▶ _Übungsaufgaben_:
A. Welches Gewicht nennt Monk im Forumsthread zu Alutech-Rahmenfarben für sein Rad?
B. Gib aus den Datensätzen die Zeilen wortgetreu wieder, beginnend mit der Zeile mit „- qps-bar: [1133, 706, 1171, 710]“ bis einschließlich der Zeile mit „- briefcase-icon: [24, 256, 51, 282]“.

▶ _Textauszug_:
..............................
# Alutech Rahmen Farben und Parts



## Monk (1. Mai 2006)

Hallo ,
Dieses Thema soll Alutech Bikern helfen sich für eine Rahmenfarbe zu begeistern oder zu entscheiden.
Ich für meine Pers. fand es sehr schwer mich für eine Farbe des Rahmens zu entscheiden!!!!
Damit es auch zu den Parts passt. 
Habe mich daher für eine unauffällige Variante entschlossen.
In schwarz und weiß und das besondere eine weiße Wippe.
  Danke Jürgen für die Klasse Arbeit.


----------



## nonamenic (1. Mai 2006)

Sieht sehr gut aus Deine Sau. Ist das eine 66 oder eine Z1?

Gruß Chris


----------



## MTB-News.de




----------



## KonaFrau (1. Mai 2006)

sieht sehr sehr fein aus .. mal eine Frage was wiegt das gute stueck so wie es da steht ca. ?


----------



## Monk (1. Mai 2006)

@ nonamenic

ist eine 170ger 66rc2x,  Z1 währe ein bischen wenig ;-)

@ KonaFrau

18,7kg habe es gerade gewogen (vordere Bremse fehlt noch der Adapter war falsch)


----------



## nonamenic (1. Mai 2006)

@Monk

finde nicht dass eine Z1 zu wenig ist. Damit kann ich wenigstens auch mal ordentlich Höhenmeter bergauf machen, bervor es richtig spaßig bergab geht. Überlge derzeit aber auch eine andere Gabel reinzubauen. Fox 36 Van würde mir gefallen. Scheitert derzeit aber noch am Geld.


----------



## Monk (1. Mai 2006)

nonamenic schrieb:
			
		

> @Monk
> 
> finde nicht dass eine Z1 zu wenig ist. Damit kann ich wenigstens auch mal ordentlich Höhenmeter bergauf machen, bervor es richtig spaßig bergab geht. Überlge derzeit aber auch eine andere Gabel reinzubauen. Fox 36 Van würde mir gefallen. Scheitert derzeit aber noch am Geld.


Deins ist auch schick. Fox 36 ist nicht schlecht.
Habe eher auf die Farbe geschaut  
Kurbel ohne Bashring auuaaaaa das gibt hässliche Naben in der rechten Wade ;-)


----------



## nonamenic (1. Mai 2006)
..............................
▶ _Bereitgestellte Datensätze_:
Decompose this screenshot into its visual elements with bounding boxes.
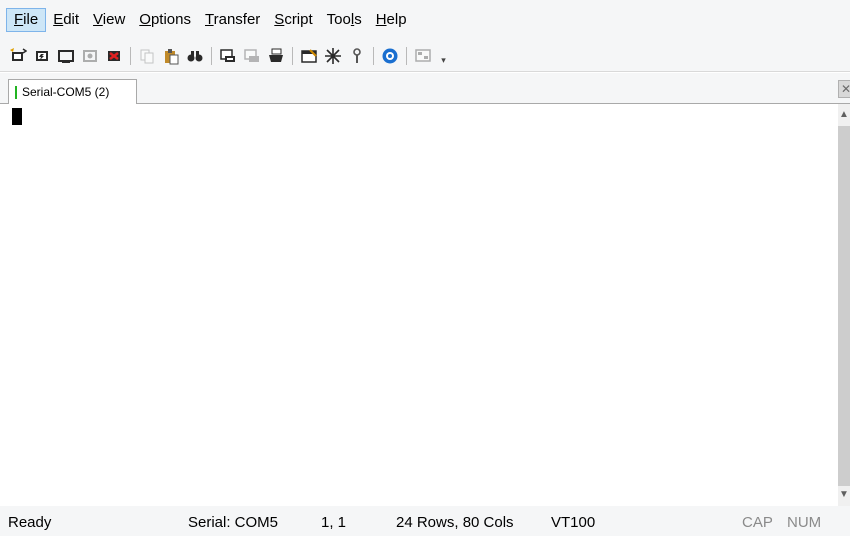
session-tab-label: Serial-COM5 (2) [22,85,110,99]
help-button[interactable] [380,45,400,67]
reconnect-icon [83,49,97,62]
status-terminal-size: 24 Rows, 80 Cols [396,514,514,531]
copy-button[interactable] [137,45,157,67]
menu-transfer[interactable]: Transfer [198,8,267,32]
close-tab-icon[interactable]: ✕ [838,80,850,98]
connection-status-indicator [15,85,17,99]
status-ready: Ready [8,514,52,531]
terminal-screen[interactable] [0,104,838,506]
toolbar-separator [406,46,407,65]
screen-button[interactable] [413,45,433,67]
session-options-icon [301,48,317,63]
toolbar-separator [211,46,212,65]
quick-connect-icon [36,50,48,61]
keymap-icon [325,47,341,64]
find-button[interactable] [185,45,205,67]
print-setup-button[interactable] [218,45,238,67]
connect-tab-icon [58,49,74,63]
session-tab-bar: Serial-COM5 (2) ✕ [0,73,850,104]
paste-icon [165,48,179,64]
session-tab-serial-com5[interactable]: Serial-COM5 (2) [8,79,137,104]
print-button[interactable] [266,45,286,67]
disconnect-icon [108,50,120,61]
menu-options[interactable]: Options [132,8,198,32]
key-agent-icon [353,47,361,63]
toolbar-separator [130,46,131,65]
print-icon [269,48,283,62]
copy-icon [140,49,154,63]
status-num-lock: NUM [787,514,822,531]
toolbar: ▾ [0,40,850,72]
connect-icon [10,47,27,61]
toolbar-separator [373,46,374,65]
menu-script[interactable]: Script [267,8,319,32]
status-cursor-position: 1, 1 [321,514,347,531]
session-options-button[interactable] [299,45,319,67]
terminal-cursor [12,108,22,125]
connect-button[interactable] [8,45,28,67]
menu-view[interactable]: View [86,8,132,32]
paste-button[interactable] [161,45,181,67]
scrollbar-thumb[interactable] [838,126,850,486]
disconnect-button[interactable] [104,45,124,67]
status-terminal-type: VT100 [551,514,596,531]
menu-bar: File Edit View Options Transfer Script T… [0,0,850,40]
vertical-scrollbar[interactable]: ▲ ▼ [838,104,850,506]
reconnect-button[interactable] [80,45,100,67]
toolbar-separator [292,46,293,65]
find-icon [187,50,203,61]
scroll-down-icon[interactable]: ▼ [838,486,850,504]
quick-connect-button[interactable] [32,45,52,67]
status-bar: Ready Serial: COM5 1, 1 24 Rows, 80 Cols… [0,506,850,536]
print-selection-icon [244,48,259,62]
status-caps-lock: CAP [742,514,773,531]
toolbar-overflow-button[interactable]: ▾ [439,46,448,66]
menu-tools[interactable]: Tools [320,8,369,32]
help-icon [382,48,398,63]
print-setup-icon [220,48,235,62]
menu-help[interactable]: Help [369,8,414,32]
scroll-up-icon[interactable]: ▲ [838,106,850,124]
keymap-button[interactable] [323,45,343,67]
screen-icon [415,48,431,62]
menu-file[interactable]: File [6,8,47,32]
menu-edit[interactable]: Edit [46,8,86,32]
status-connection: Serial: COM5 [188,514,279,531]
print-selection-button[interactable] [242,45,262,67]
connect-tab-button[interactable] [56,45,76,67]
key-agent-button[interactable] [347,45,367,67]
..............................
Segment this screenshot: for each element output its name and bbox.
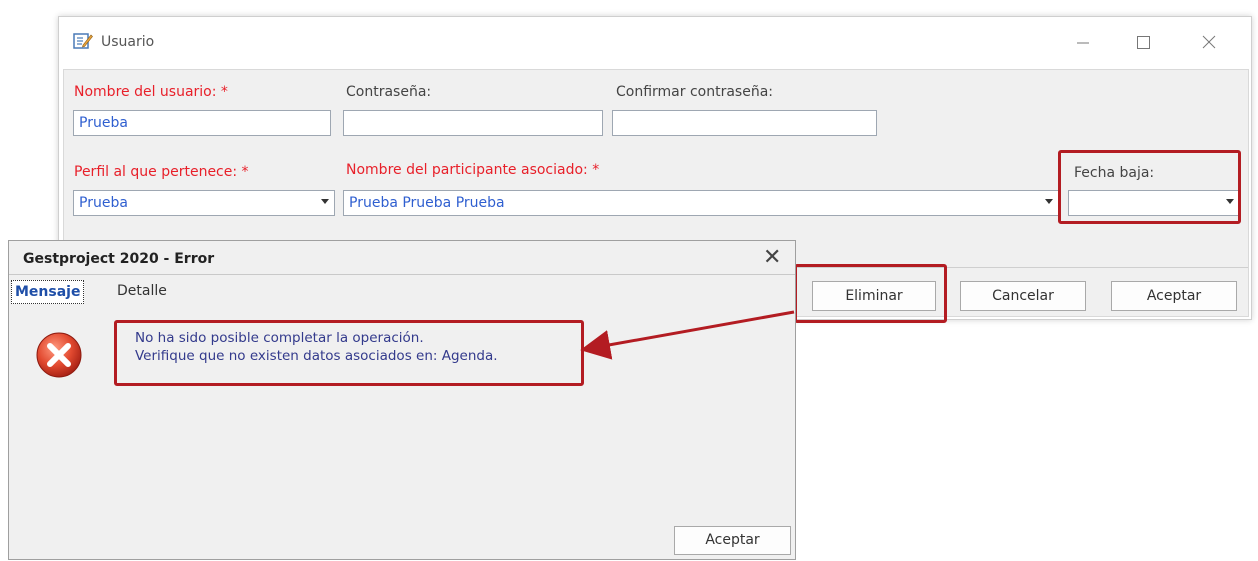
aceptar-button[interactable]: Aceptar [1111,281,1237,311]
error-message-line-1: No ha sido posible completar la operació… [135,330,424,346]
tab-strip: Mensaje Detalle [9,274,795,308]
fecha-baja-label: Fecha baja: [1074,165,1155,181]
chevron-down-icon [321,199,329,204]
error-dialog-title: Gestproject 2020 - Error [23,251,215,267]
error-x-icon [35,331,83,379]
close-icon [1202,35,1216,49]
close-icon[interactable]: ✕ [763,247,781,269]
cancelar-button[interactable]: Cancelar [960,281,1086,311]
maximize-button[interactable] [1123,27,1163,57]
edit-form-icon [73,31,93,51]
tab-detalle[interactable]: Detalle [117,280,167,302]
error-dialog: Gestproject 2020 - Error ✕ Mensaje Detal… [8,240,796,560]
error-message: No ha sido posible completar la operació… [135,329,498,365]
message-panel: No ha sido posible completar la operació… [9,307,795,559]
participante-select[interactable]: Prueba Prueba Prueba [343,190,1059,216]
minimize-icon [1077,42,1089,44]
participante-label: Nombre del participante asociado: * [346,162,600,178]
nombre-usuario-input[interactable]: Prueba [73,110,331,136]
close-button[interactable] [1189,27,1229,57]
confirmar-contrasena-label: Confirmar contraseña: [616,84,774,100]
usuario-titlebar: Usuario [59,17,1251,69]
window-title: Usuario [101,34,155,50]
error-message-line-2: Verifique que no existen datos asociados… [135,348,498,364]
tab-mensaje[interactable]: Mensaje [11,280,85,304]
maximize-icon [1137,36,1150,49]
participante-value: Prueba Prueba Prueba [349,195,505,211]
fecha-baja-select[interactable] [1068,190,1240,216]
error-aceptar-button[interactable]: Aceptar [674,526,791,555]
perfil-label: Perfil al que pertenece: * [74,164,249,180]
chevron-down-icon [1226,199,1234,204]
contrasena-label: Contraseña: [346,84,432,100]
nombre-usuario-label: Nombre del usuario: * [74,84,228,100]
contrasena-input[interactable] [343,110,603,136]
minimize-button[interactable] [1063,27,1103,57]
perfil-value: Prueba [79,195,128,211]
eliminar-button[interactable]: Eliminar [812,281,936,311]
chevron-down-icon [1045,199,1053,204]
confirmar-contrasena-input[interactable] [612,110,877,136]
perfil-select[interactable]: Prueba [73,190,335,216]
..............................
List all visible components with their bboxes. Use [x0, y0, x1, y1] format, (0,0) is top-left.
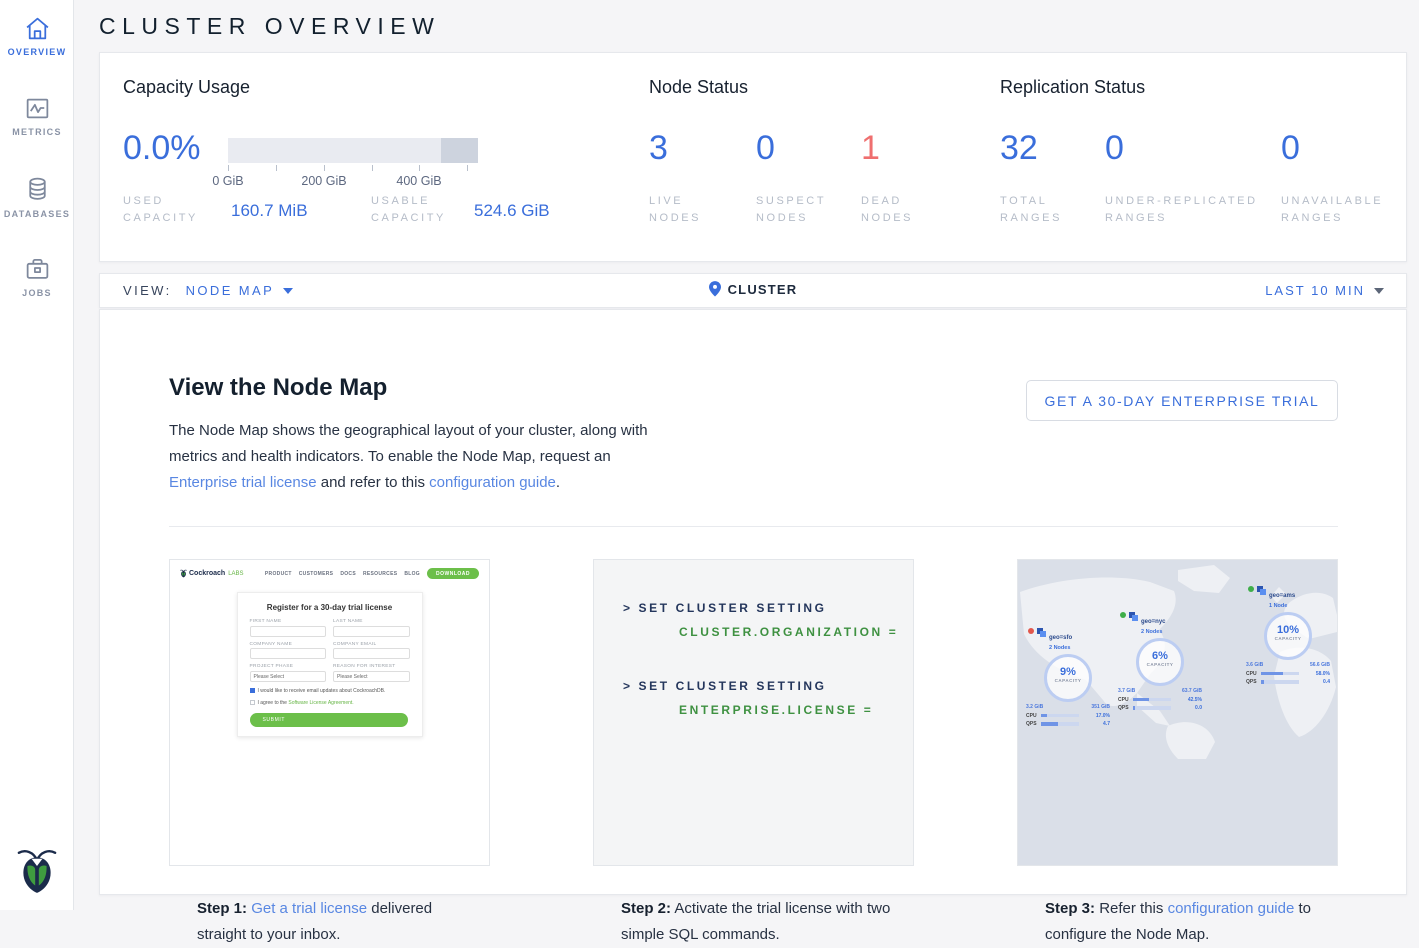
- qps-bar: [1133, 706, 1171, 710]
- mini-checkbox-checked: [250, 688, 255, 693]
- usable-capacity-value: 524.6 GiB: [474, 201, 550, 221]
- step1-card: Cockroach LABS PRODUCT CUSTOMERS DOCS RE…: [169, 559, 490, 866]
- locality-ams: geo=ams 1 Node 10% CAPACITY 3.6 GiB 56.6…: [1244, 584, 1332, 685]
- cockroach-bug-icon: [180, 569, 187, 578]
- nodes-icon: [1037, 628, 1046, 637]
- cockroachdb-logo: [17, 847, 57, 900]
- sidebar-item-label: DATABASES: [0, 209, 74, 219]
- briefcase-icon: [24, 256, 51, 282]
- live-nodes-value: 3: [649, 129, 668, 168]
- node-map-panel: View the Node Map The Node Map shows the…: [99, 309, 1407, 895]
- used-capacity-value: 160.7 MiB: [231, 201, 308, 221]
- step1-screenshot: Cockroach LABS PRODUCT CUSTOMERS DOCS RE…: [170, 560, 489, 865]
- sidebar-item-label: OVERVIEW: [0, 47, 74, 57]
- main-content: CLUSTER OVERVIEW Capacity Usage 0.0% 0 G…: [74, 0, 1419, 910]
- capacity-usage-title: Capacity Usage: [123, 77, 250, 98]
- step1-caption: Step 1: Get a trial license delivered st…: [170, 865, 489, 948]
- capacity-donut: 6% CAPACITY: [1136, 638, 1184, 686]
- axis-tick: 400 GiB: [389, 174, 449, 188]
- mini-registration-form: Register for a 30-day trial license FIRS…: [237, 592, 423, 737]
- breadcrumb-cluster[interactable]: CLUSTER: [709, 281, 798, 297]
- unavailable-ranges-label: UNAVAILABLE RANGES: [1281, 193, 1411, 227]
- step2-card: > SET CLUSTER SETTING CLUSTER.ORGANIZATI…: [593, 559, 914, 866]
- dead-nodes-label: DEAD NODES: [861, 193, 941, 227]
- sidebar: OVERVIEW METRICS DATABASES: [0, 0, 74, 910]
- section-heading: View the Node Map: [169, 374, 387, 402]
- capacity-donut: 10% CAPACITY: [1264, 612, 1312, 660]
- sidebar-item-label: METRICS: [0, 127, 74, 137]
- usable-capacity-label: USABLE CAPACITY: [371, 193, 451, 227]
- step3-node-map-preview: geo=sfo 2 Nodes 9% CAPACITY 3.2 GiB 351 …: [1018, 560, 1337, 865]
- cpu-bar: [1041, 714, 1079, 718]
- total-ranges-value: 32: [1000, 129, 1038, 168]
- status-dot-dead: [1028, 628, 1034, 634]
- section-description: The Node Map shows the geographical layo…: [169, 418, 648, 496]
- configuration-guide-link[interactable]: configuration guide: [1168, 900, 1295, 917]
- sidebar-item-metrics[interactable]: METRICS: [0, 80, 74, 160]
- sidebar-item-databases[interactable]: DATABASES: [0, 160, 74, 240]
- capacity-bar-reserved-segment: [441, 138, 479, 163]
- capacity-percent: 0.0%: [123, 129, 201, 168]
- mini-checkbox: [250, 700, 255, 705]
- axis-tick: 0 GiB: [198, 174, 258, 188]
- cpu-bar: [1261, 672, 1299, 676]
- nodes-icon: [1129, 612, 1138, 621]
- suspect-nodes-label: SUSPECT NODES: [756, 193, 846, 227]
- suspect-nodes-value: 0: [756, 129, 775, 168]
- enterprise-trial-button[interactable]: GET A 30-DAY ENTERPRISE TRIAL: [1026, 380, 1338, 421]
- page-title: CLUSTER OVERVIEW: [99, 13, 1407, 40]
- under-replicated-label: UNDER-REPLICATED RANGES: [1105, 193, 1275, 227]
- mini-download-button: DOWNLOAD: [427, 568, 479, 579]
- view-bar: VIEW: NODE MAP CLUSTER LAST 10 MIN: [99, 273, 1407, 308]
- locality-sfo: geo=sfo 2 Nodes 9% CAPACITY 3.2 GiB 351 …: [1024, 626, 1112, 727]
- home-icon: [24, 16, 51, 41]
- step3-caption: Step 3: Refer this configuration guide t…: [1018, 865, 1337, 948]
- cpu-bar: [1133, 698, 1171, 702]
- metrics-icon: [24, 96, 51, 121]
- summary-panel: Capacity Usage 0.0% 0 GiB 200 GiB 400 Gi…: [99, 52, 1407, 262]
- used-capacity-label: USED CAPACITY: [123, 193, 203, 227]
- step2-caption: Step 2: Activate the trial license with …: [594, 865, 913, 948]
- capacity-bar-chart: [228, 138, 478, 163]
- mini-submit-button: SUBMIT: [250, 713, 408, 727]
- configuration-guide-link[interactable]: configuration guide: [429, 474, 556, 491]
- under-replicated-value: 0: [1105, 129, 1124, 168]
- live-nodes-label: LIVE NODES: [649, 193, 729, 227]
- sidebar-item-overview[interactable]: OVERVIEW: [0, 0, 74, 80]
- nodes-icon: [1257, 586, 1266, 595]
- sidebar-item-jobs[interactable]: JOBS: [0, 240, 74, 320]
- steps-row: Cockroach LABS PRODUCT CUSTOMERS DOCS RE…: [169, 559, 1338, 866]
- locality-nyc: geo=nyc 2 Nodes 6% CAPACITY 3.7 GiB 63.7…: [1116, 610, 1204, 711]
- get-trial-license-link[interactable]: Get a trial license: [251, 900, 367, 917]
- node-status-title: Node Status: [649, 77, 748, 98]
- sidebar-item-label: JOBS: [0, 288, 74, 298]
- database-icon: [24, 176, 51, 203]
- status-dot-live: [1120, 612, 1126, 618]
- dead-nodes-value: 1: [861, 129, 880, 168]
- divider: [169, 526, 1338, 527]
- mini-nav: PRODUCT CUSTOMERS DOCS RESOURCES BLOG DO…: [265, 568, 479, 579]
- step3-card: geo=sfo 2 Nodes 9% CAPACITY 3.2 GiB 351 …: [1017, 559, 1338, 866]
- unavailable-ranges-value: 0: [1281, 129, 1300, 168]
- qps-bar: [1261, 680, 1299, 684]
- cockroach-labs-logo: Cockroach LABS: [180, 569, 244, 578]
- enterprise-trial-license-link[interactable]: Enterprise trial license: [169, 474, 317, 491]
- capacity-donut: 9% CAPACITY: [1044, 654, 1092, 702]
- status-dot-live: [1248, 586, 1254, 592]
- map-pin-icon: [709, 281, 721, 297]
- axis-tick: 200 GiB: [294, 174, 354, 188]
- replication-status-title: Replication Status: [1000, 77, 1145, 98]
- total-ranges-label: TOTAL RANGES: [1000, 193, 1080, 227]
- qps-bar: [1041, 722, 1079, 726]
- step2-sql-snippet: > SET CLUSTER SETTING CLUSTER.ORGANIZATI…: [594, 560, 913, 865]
..............................
▶ _Ergebnisse je Aufgabe_:
A. 18,7 kg, gewogen ohne fertig montierte vordere Bremse.

B.
- qps-bar: [1133, 706, 1171, 710]
- mini-checkbox-checked: [250, 688, 255, 693]
- usable-capacity-value: 524.6 GiB: [474, 201, 550, 221]
- step1-card: Cockroach LABS PRODUCT CUSTOMERS DOCS RE…: [169, 559, 490, 866]
- locality-ams: geo=ams 1 Node 10% CAPACITY 3.6 GiB 56.6…: [1244, 584, 1332, 685]
- cockroach-bug-icon: [180, 569, 187, 578]
- nodes-icon: [1037, 628, 1046, 637]
- cockroachdb-logo: [17, 847, 57, 900]
- sidebar-item-label: DATABASES: [0, 209, 74, 219]
- briefcase-icon: [24, 256, 51, 282]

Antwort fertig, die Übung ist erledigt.